DATASET ->
— Begin —

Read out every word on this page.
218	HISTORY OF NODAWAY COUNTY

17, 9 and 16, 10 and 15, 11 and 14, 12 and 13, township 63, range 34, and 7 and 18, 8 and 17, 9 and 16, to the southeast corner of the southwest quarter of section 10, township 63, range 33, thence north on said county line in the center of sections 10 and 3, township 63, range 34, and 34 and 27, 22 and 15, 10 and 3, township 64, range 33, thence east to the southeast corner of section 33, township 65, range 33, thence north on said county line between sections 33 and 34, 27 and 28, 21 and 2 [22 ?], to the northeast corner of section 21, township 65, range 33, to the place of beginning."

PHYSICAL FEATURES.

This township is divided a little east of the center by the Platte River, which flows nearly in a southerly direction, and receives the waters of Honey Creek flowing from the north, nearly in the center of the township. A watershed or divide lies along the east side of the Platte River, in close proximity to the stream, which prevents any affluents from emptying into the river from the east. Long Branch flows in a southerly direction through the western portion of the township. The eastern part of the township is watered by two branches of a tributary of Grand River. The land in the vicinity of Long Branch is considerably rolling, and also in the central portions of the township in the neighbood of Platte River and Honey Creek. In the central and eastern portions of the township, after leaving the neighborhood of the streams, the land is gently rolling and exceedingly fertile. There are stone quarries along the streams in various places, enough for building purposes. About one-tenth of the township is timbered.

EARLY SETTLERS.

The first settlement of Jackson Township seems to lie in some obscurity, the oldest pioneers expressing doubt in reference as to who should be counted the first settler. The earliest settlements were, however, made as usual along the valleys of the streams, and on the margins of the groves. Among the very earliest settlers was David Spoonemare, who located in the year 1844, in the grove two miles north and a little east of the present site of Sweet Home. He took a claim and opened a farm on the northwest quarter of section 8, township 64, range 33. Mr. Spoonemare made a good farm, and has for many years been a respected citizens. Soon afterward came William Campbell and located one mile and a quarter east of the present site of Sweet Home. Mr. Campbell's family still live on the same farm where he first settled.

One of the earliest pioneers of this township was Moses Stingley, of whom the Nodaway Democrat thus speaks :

— End —

PROBLEM STATEMENT ->
Write out every record, exactly as written.

REPLY ->
Read out every word on this page.
218	HISTORY OF NODAWAY COUNTY

17, 9 and 16, 10 and 15, 11 and 14, 12 and 13, township 63, range 34, and 7 and 18, 8 and 17, 9 and 16, to the southeast corner of the southwest quarter of section 10, township 63, range 33, thence north on said county line in the center of sections 10 and 3, township 63, range 34, and 34 and 27, 22 and 15, 10 and 3, township 64, range 33, thence east to the southeast corner of section 33, township 65, range 33, thence north on said county line between sections 33 and 34, 27 and 28, 21 and 2 [22 ?], to the northeast corner of section 21, township 65, range 33, to the place of beginning."

PHYSICAL FEATURES.

This township is divided a little east of the center by the Platte River, which flows nearly in a southerly direction, and receives the waters of Honey Creek flowing from the north, nearly in the center of the township. A watershed or divide lies along the east side of the Platte River, in close proximity to the stream, which prevents any affluents from emptying into the river from the east. Long Branch flows in a southerly direction through the western portion of the township. The eastern part of the township is watered by two branches of a tributary of Grand River. The land in the vicinity of Long Branch is considerably rolling, and also in the central portions of the township in the neighbood of Platte River and Honey Creek. In the central and eastern portions of the township, after leaving the neighborhood of the streams, the land is gently rolling and exceedingly fertile. There are stone quarries along the streams in various places, enough for building purposes. About one-tenth of the township is timbered.

EARLY SETTLERS.

The first settlement of Jackson Township seems to lie in some obscurity, the oldest pioneers expressing doubt in reference as to who should be counted the first settler. The earliest settlements were, however, made as usual along the valleys of the streams, and on the margins of the groves. Among the very earliest settlers was David Spoonemare, who located in the year 1844, in the grove two miles north and a little east of the present site of Sweet Home. He took a claim and opened a farm on the northwest quarter of section 8, township 64, range 33. Mr. Spoonemare made a good farm, and has for many years been a respected citizens. Soon afterward came William Campbell and located one mile and a quarter east of the present site of Sweet Home. Mr. Campbell's family still live on the same farm where he first settled.

One of the earliest pioneers of this township was Moses Stingley, of whom the Nodaway Democrat thus speaks :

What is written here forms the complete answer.